# Exercise description
Keep only the lines that hold the string "Please", filtering out the rest of the entries below.

# Extracted data entries
-*-*-

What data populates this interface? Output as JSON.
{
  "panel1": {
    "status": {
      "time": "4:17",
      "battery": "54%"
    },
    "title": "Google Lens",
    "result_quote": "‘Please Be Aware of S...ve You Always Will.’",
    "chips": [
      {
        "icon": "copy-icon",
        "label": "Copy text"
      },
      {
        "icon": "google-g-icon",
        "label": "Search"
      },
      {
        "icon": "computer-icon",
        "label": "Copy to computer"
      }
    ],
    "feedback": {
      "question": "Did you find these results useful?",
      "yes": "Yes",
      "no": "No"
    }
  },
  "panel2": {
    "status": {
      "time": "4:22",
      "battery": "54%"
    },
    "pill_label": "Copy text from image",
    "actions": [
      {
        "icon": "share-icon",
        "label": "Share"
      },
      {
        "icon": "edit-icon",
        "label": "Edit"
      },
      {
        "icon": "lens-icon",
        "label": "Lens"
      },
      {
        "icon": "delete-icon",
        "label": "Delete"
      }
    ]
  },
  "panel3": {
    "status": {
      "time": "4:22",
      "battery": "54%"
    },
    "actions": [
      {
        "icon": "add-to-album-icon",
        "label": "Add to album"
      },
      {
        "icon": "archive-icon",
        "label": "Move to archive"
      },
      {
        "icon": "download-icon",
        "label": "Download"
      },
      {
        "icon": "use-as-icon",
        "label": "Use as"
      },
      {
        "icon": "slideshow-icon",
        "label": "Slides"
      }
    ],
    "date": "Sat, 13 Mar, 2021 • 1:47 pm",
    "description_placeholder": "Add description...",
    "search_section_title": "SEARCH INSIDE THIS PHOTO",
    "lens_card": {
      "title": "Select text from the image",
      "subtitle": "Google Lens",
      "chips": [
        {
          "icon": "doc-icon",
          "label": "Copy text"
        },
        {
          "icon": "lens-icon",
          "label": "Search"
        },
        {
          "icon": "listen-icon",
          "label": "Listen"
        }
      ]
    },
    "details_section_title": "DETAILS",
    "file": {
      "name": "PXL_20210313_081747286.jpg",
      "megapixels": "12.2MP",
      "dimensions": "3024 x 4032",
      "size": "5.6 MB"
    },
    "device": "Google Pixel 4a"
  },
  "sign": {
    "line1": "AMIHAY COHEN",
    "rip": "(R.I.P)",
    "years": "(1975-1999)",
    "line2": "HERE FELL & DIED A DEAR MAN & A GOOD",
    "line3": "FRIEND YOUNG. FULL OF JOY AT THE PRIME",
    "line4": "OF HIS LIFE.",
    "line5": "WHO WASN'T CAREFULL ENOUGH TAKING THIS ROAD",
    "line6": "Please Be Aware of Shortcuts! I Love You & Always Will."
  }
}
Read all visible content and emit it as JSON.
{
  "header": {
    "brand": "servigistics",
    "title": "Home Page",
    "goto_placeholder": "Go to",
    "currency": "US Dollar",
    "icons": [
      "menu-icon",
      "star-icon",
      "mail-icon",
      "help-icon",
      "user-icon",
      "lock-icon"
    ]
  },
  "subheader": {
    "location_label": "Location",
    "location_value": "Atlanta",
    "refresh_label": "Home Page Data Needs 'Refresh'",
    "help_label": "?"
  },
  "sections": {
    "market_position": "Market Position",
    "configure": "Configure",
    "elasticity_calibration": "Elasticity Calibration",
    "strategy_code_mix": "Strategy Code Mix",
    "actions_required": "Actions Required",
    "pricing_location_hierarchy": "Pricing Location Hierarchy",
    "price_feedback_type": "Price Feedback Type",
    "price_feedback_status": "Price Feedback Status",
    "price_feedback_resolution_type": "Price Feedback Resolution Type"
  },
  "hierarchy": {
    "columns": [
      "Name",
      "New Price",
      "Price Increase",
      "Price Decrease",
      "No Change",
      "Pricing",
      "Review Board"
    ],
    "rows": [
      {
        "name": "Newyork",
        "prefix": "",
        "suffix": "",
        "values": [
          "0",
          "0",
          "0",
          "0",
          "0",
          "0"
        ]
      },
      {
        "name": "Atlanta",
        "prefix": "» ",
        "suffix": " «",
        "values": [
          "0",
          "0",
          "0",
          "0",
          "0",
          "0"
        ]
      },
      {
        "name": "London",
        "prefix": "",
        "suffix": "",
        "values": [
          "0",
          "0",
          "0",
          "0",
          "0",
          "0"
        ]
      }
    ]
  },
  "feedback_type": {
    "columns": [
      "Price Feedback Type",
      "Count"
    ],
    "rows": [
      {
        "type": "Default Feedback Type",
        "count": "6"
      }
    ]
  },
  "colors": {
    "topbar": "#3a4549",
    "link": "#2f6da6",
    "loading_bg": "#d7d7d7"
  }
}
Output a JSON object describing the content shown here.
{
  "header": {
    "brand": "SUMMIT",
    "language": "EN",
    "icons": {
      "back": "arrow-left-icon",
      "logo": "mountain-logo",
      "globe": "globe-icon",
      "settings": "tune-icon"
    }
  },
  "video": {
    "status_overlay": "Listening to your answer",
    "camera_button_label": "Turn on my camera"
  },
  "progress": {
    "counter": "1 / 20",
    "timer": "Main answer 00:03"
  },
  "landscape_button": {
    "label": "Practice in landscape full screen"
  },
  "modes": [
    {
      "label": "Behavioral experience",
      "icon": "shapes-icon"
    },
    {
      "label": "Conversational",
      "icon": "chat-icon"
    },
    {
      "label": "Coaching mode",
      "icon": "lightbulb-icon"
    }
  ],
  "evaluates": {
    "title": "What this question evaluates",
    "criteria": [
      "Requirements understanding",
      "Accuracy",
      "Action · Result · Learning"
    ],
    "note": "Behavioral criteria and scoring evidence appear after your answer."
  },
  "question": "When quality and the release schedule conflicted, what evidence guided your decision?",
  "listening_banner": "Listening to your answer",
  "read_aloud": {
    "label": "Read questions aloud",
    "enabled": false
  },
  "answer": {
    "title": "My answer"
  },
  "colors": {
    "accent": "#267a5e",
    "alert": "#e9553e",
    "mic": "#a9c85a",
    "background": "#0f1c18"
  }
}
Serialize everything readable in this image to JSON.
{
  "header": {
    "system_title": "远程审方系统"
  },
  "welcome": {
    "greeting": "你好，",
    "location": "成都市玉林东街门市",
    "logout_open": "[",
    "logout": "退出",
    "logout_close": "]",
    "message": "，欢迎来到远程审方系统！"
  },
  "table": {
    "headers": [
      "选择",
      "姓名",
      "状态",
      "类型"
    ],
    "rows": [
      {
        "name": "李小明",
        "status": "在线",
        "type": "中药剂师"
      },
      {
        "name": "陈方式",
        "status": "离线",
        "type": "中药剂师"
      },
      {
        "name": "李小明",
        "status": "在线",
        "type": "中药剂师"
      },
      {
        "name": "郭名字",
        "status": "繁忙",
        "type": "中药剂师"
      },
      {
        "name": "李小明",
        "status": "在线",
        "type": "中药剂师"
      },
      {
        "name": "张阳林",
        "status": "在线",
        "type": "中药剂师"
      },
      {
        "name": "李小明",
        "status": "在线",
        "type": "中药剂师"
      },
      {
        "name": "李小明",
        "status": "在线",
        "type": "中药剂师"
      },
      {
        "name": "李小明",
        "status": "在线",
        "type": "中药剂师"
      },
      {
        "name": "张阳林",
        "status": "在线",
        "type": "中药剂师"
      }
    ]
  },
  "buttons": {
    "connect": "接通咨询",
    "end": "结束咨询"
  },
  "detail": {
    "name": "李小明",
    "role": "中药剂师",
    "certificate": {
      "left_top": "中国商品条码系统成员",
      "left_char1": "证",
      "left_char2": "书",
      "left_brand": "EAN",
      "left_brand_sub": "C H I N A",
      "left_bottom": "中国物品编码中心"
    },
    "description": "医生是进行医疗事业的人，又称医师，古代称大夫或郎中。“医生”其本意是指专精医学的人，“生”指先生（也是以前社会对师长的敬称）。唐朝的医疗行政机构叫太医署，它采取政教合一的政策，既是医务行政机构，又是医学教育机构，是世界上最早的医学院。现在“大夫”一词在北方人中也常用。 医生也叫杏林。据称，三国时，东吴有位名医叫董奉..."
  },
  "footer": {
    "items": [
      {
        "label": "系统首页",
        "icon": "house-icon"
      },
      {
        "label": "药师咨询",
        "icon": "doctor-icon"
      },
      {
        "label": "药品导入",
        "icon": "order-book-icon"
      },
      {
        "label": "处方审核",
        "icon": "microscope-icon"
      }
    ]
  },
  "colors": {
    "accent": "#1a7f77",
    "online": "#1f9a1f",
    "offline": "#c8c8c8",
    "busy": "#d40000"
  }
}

-*-*-

# Solution to this problem
    "result_quote": "‘Please Be Aware of S...ve You Always Will.’",
    "line6": "Please Be Aware of Shortcuts! I Love You & Always Will."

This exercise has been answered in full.